Written request
Render the lines from the one containing "vendor-description: Earthwork Subcontractor" through the one containing "modal-title: Manage Vendors", both included, as a Markdown table with the columns Row and Line, numbering each row and omitting any blank lines.

━━━━━━

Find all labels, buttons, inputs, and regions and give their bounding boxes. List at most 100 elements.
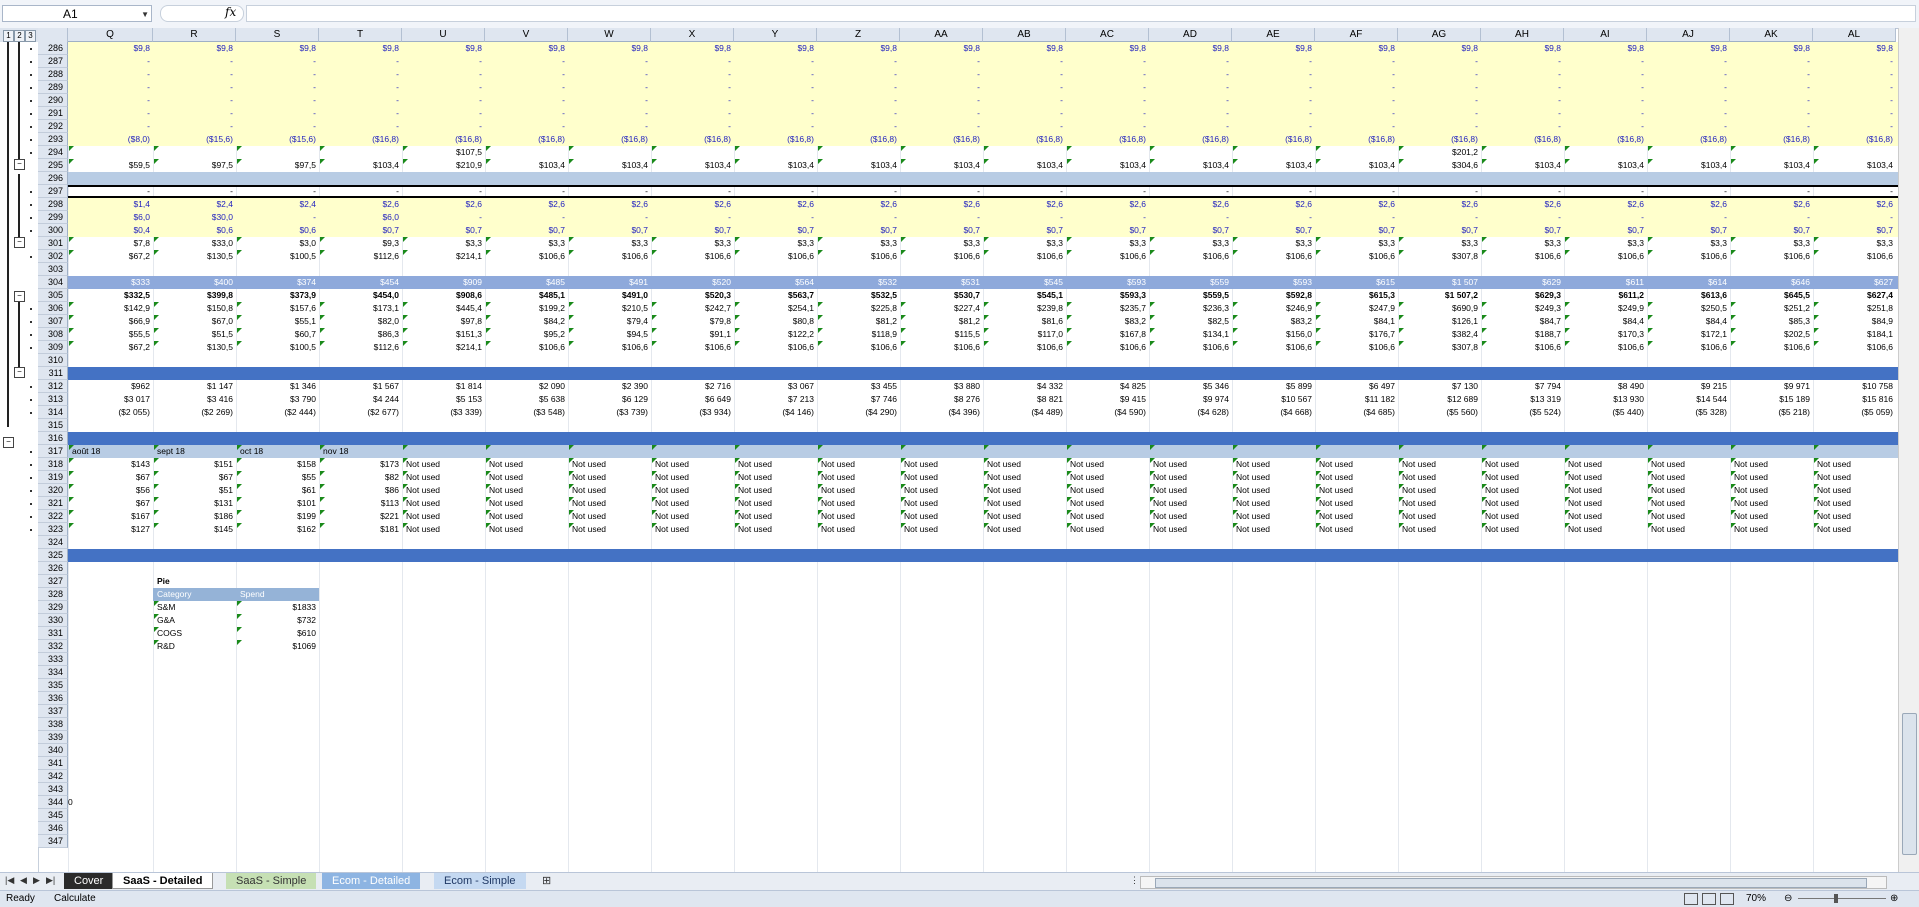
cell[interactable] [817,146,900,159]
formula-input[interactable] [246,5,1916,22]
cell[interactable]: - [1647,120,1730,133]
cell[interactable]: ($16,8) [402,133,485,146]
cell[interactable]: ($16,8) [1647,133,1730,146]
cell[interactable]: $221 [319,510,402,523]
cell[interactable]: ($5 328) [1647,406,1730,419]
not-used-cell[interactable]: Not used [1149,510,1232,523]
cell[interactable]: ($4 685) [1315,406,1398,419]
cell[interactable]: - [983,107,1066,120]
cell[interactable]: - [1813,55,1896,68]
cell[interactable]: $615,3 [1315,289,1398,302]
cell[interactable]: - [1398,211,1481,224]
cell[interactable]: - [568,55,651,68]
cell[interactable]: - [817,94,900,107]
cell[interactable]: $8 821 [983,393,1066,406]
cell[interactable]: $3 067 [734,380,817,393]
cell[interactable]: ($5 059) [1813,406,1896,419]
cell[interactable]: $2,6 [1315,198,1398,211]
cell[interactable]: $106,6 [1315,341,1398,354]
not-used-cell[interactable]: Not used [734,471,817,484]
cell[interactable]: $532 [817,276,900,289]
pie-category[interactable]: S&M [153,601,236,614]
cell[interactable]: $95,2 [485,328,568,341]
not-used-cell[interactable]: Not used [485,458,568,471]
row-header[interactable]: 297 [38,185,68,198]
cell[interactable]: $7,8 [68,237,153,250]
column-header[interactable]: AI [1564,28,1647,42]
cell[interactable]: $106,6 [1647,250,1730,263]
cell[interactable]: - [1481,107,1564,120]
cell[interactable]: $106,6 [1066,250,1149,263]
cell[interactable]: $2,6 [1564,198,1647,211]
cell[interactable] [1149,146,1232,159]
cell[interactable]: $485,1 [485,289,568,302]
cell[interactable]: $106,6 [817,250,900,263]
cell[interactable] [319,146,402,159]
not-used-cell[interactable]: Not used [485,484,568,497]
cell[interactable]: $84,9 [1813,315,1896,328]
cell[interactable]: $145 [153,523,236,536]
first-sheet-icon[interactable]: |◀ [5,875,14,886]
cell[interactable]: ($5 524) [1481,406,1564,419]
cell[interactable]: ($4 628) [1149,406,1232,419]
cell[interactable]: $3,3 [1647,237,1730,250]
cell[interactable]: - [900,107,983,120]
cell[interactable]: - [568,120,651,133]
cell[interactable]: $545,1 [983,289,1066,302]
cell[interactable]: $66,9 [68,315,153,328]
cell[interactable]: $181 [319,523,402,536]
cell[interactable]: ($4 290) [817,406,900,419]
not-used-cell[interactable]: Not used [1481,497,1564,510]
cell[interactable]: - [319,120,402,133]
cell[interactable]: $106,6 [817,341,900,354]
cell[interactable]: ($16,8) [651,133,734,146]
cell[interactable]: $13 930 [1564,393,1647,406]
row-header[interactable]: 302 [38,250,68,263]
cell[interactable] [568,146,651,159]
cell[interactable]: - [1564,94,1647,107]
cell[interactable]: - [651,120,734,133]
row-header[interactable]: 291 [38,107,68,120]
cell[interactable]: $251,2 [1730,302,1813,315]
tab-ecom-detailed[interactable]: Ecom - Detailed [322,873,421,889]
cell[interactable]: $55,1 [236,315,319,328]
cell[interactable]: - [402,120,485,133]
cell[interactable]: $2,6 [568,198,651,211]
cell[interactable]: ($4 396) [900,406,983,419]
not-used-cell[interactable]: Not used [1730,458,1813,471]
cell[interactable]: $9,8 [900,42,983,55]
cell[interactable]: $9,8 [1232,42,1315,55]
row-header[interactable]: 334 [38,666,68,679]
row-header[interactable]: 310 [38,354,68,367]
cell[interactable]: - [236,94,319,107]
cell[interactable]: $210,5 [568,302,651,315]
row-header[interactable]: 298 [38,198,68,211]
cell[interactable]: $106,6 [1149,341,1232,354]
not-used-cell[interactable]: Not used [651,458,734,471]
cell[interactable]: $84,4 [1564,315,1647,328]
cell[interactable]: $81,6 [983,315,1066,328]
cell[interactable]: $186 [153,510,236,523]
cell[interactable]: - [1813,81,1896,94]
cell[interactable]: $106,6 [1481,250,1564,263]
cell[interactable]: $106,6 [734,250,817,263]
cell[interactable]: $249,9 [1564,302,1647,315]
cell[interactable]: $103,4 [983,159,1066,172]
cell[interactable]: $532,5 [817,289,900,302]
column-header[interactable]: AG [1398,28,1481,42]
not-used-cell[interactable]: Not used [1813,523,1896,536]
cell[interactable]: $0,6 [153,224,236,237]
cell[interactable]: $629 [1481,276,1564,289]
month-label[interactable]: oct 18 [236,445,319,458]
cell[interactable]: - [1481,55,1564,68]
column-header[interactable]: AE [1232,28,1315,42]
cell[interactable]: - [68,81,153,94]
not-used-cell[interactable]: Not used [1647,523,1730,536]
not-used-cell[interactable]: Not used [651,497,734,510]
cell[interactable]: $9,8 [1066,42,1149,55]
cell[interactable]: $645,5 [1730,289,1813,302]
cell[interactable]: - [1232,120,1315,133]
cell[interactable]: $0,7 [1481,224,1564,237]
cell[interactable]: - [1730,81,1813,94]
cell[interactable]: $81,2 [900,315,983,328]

━━━━━━

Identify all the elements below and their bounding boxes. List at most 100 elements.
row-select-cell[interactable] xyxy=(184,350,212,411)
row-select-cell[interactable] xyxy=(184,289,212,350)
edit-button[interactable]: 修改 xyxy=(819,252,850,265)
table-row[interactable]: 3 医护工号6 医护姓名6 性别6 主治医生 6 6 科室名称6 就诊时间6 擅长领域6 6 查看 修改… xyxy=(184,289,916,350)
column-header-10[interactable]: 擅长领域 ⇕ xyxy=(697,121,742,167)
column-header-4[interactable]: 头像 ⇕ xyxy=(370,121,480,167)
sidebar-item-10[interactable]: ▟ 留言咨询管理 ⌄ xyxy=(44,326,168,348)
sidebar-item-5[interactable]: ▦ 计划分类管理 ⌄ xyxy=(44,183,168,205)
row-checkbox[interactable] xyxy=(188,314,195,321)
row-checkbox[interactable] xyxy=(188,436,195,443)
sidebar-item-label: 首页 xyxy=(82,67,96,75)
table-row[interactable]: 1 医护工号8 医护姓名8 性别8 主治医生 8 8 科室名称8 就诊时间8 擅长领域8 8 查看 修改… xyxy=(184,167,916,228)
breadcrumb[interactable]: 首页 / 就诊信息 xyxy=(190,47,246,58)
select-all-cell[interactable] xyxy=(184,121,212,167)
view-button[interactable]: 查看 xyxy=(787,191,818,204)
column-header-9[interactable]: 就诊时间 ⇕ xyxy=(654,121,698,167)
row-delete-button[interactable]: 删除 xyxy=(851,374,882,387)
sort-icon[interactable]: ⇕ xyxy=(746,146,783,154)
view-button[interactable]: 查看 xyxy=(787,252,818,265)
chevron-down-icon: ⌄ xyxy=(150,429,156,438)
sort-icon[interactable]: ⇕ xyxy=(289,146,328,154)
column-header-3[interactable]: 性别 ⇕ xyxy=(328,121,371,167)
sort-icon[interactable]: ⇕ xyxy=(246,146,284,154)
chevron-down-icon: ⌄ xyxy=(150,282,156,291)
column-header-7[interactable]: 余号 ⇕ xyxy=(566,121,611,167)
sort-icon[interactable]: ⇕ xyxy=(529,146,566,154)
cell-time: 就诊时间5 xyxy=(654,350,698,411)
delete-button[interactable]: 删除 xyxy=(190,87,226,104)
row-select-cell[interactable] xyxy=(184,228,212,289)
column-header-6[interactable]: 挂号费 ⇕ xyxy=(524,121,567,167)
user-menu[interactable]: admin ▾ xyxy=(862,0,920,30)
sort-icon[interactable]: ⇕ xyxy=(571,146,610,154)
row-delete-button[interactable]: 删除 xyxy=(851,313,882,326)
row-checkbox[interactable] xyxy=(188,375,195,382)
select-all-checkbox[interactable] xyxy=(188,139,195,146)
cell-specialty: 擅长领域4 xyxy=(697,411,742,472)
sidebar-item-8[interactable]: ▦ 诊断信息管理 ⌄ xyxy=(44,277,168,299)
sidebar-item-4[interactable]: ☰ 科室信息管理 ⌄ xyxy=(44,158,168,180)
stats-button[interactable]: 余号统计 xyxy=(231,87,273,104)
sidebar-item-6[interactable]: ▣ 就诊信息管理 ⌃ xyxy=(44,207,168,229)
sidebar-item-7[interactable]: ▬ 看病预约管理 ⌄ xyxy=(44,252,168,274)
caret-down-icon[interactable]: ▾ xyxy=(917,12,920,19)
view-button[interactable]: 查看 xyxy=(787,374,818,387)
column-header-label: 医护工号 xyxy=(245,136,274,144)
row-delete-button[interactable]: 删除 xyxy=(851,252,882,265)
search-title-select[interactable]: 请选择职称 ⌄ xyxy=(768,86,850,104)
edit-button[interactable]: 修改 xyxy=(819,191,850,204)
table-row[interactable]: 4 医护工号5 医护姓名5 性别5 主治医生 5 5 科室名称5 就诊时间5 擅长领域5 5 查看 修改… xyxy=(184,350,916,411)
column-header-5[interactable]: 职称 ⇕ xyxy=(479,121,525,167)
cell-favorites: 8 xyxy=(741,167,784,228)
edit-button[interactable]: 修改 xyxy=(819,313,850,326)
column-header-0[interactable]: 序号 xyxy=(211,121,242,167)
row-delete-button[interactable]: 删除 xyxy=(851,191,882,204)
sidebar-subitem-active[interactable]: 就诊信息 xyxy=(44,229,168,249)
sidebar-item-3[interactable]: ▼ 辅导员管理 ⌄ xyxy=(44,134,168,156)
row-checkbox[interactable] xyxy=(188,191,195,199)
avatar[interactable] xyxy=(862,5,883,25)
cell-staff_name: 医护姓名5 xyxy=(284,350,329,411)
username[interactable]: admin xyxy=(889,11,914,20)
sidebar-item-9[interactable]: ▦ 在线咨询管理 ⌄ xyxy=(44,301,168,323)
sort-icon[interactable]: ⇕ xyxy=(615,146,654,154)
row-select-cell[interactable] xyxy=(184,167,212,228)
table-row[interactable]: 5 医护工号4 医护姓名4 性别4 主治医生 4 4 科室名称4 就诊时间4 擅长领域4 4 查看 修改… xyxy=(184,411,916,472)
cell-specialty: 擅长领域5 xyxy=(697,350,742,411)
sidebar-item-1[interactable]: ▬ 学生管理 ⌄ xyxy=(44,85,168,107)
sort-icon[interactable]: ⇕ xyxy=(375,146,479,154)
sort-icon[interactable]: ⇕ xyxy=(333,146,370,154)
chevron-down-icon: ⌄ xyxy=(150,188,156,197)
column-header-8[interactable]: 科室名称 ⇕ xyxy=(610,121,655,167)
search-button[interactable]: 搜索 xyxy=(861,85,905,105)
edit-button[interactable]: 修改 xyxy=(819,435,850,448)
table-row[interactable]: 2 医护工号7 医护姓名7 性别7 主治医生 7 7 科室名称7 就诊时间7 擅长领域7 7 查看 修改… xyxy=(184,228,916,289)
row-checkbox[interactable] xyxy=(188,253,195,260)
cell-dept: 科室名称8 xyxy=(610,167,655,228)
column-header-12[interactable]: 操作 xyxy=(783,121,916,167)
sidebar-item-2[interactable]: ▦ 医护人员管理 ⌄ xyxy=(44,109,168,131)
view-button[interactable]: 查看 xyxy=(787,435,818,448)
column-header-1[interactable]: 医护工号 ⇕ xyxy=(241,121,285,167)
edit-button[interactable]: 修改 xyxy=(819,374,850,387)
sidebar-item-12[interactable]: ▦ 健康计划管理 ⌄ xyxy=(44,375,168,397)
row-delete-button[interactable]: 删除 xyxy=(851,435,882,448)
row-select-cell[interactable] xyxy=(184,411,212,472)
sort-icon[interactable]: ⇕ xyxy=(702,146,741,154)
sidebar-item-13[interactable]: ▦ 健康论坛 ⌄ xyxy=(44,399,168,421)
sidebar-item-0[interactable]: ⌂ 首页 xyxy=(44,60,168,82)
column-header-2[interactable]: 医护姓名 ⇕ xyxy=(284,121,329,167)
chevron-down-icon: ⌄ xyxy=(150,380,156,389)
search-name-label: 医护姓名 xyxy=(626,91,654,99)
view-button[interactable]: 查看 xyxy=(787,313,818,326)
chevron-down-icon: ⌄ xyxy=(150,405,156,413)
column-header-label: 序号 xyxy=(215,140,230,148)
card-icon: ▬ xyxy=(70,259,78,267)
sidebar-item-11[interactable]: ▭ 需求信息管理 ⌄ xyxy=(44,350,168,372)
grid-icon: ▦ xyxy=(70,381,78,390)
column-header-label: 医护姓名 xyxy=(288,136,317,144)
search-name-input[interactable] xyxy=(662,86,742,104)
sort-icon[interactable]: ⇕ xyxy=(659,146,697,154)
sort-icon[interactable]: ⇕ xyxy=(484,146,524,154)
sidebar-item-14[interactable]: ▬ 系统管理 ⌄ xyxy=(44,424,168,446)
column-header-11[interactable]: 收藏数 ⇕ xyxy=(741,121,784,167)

━━━━━━

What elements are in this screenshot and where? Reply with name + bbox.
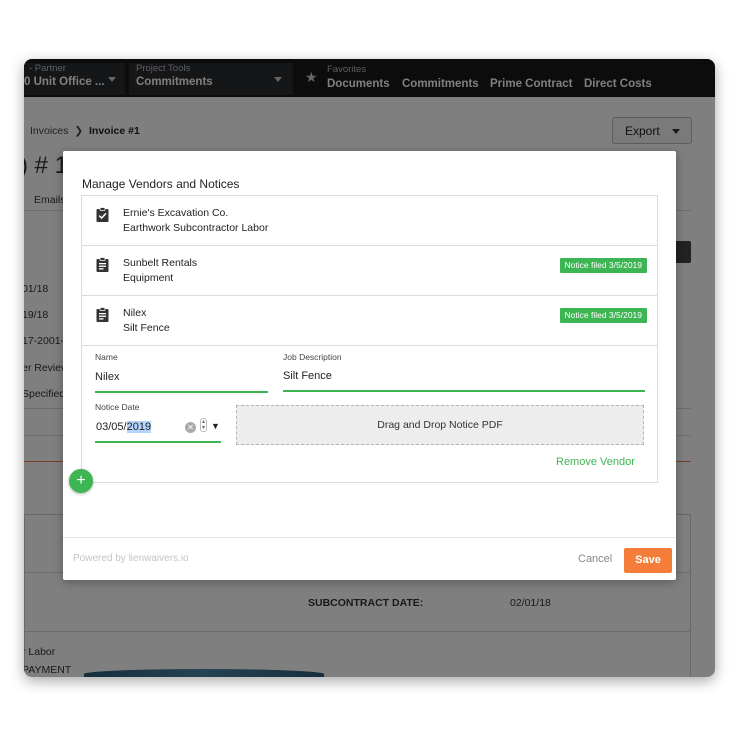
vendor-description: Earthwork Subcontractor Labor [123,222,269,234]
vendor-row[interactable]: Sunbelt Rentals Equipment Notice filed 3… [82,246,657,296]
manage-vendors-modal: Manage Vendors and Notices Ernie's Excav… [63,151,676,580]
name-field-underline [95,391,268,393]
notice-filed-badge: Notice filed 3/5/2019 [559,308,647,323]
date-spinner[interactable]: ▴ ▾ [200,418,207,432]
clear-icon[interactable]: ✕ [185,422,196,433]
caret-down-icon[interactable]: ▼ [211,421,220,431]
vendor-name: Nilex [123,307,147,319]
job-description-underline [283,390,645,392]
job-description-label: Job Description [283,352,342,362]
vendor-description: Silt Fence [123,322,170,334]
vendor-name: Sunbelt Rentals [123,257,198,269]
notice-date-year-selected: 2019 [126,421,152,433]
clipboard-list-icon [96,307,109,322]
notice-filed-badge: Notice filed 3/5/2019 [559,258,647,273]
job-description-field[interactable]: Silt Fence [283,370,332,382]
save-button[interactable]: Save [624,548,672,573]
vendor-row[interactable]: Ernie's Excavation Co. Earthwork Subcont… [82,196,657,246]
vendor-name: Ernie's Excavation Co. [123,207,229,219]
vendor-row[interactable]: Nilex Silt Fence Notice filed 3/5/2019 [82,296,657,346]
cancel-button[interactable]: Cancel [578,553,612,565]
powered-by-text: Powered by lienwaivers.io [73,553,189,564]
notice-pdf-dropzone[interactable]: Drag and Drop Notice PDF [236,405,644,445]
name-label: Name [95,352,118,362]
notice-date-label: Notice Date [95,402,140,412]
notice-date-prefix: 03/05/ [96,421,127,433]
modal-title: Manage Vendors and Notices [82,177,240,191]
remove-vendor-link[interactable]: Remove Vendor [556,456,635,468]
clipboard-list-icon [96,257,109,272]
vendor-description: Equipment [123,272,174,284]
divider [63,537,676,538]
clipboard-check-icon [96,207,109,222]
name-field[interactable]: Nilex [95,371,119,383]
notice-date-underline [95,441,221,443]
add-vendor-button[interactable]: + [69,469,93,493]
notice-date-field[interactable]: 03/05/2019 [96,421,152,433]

━━━━━━

Solved exercise
| Row | Line |
|---|---|
| 1 | vendor-description: Earthwork Subcontractor Labor [123,222,269,234] |
| 2 | vendor-row[interactable]: Sunbelt Rentals Equipment Notice filed 3… [82,246,657,296] |
| 3 | manage-vendors-modal: Manage Vendors and Notices Ernie's Excav… [63,151,676,580] |
| 4 | name-field-underline [95,391,268,393] |
| 5 | notice-filed-badge: Notice filed 3/5/2019 [559,308,647,323] |
| 6 | date-spinner[interactable]: ▴ ▾ [200,418,207,432] |
| 7 | clear-icon[interactable]: ✕ [185,422,196,433] |
| 8 | caret-down-icon[interactable]: ▼ [211,421,220,431] |
| 9 | vendor-name: Nilex [123,307,147,319] |
| 10 | job-description-underline [283,390,645,392] |
| 11 | job-description-label: Job Description [283,352,342,362] |
| 12 | vendor-description: Silt Fence [123,322,170,334] |
| 13 | vendor-name: Sunbelt Rentals [123,257,198,269] |
| 14 | notice-date-year-selected: 2019 [126,421,152,433] |
| 15 | clipboard-list-icon [96,307,109,322] |
| 16 | notice-filed-badge: Notice filed 3/5/2019 [559,258,647,273] |
| 17 | job-description-field[interactable]: Silt Fence [283,370,332,382] |
| 18 | save-button[interactable]: Save [624,548,672,573] |
| 19 | vendor-row[interactable]: Ernie's Excavation Co. Earthwork Subcont… [82,196,657,246] |
| 20 | vendor-name: Ernie's Excavation Co. [123,207,229,219] |
| 21 | vendor-row[interactable]: Nilex Silt Fence Notice filed 3/5/2019 [82,296,657,346] |
| 22 | cancel-button[interactable]: Cancel [578,553,612,565] |
| 23 | powered-by-text: Powered by lienwaivers.io [73,553,189,564] |
| 24 | notice-pdf-dropzone[interactable]: Drag and Drop Notice PDF [236,405,644,445] |
| 25 | name-label: Name [95,352,118,362] |
| 26 | notice-date-label: Notice Date [95,402,140,412] |
| 27 | notice-date-prefix: 03/05/ [96,421,127,433] |
| 28 | modal-title: Manage Vendors and Notices [82,177,240,191] |